# What to do:
Retype each entry below exactly as it stands.

# Stored records:
========

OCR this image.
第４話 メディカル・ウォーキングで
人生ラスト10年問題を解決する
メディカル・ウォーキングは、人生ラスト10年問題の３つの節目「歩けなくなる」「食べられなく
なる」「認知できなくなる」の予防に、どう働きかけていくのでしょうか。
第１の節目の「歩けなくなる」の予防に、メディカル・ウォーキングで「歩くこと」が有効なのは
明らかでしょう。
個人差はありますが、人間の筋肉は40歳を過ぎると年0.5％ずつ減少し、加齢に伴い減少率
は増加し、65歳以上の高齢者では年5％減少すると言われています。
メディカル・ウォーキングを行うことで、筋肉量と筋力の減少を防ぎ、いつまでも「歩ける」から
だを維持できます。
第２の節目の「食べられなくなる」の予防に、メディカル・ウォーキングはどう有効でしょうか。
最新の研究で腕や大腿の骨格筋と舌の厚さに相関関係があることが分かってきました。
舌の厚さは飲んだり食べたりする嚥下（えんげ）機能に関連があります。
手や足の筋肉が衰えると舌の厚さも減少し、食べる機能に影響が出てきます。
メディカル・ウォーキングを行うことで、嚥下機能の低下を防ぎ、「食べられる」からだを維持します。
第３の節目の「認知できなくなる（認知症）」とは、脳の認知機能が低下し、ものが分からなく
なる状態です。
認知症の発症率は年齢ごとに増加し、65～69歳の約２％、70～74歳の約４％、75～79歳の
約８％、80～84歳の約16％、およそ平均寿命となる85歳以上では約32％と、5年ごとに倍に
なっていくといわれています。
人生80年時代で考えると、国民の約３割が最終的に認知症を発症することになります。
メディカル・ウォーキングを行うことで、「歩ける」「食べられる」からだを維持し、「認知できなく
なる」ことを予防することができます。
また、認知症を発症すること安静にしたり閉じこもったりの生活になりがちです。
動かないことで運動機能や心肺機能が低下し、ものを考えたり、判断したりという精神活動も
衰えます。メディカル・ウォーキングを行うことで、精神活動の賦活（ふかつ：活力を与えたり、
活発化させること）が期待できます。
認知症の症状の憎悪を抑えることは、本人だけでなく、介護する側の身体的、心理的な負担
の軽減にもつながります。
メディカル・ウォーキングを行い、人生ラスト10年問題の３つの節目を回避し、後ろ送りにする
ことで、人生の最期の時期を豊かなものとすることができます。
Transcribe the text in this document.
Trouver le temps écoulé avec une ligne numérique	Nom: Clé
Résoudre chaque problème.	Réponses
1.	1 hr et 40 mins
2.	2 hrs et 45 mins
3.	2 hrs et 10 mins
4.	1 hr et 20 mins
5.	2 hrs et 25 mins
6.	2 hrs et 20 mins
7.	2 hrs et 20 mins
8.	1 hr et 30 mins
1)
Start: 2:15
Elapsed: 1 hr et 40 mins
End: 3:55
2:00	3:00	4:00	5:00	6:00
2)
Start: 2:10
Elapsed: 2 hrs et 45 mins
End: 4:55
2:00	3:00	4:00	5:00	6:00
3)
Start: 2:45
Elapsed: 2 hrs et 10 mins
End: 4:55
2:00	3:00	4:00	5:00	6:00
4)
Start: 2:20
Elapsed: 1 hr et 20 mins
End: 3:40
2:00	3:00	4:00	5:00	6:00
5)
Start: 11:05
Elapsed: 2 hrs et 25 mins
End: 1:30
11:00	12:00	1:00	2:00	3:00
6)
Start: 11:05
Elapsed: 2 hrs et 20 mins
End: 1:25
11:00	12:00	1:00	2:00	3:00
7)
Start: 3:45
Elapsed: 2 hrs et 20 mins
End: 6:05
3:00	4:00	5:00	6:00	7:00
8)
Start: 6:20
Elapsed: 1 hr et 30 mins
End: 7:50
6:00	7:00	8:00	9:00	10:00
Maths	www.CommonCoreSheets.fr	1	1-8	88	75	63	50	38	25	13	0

========

# Correct result:
OCR this image.
第４話 メディカル・ウォーキングで
人生ラスト10年問題を解決する
メディカル・ウォーキングは、人生ラスト10年問題の３つの節目「歩けなくなる」「食べられなく
なる」「認知できなくなる」の予防に、どう働きかけていくのでしょうか。
第１の節目の「歩けなくなる」の予防に、メディカル・ウォーキングで「歩くこと」が有効なのは
明らかでしょう。
個人差はありますが、人間の筋肉は40歳を過ぎると年0.5％ずつ減少し、加齢に伴い減少率
は増加し、65歳以上の高齢者では年5％減少すると言われています。
メディカル・ウォーキングを行うことで、筋肉量と筋力の減少を防ぎ、いつまでも「歩ける」から
だを維持できます。
第２の節目の「食べられなくなる」の予防に、メディカル・ウォーキングはどう有効でしょうか。
最新の研究で腕や大腿の骨格筋と舌の厚さに相関関係があることが分かってきました。
舌の厚さは飲んだり食べたりする嚥下（えんげ）機能に関連があります。
手や足の筋肉が衰えると舌の厚さも減少し、食べる機能に影響が出てきます。
メディカル・ウォーキングを行うことで、嚥下機能の低下を防ぎ、「食べられる」からだを維持します。
第３の節目の「認知できなくなる（認知症）」とは、脳の認知機能が低下し、ものが分からなく
なる状態です。
認知症の発症率は年齢ごとに増加し、65～69歳の約２％、70～74歳の約４％、75～79歳の
約８％、80～84歳の約16％、およそ平均寿命となる85歳以上では約32％と、5年ごとに倍に
なっていくといわれています。
人生80年時代で考えると、国民の約３割が最終的に認知症を発症することになります。
メディカル・ウォーキングを行うことで、「歩ける」「食べられる」からだを維持し、「認知できなく
なる」ことを予防することができます。
また、認知症を発症すること安静にしたり閉じこもったりの生活になりがちです。
動かないことで運動機能や心肺機能が低下し、ものを考えたり、判断したりという精神活動も
衰えます。メディカル・ウォーキングを行うことで、精神活動の賦活（ふかつ：活力を与えたり、
活発化させること）が期待できます。
認知症の症状の憎悪を抑えることは、本人だけでなく、介護する側の身体的、心理的な負担
の軽減にもつながります。
メディカル・ウォーキングを行い、人生ラスト10年問題の３つの節目を回避し、後ろ送りにする
ことで、人生の最期の時期を豊かなものとすることができます。
Transcribe the text in this document.
Trouver le temps écoulé avec une ligne numérique	Nom: Clé
Résoudre chaque problème.	Réponses
1.	1 hr et 40 mins
2.	2 hrs et 45 mins
3.	2 hrs et 10 mins
4.	1 hr et 20 mins
5.	2 hrs et 25 mins
6.	2 hrs et 20 mins
7.	2 hrs et 20 mins
8.	1 hr et 30 mins
1)
Start: 2:15
Elapsed: 1 hr et 40 mins
End: 3:55
2:00	3:00	4:00	5:00	6:00
2)
Start: 2:10
Elapsed: 2 hrs et 45 mins
End: 4:55
2:00	3:00	4:00	5:00	6:00
3)
Start: 2:45
Elapsed: 2 hrs et 10 mins
End: 4:55
2:00	3:00	4:00	5:00	6:00
4)
Start: 2:20
Elapsed: 1 hr et 20 mins
End: 3:40
2:00	3:00	4:00	5:00	6:00
5)
Start: 11:05
Elapsed: 2 hrs et 25 mins
End: 1:30
11:00	12:00	1:00	2:00	3:00
6)
Start: 11:05
Elapsed: 2 hrs et 20 mins
End: 1:25
11:00	12:00	1:00	2:00	3:00
7)
Start: 3:45
Elapsed: 2 hrs et 20 mins
End: 6:05
3:00	4:00	5:00	6:00	7:00
8)
Start: 6:20
Elapsed: 1 hr et 30 mins
End: 7:50
6:00	7:00	8:00	9:00	10:00
Maths	www.CommonCoreSheets.fr	1	1-8	88	75	63	50	38	25	13	0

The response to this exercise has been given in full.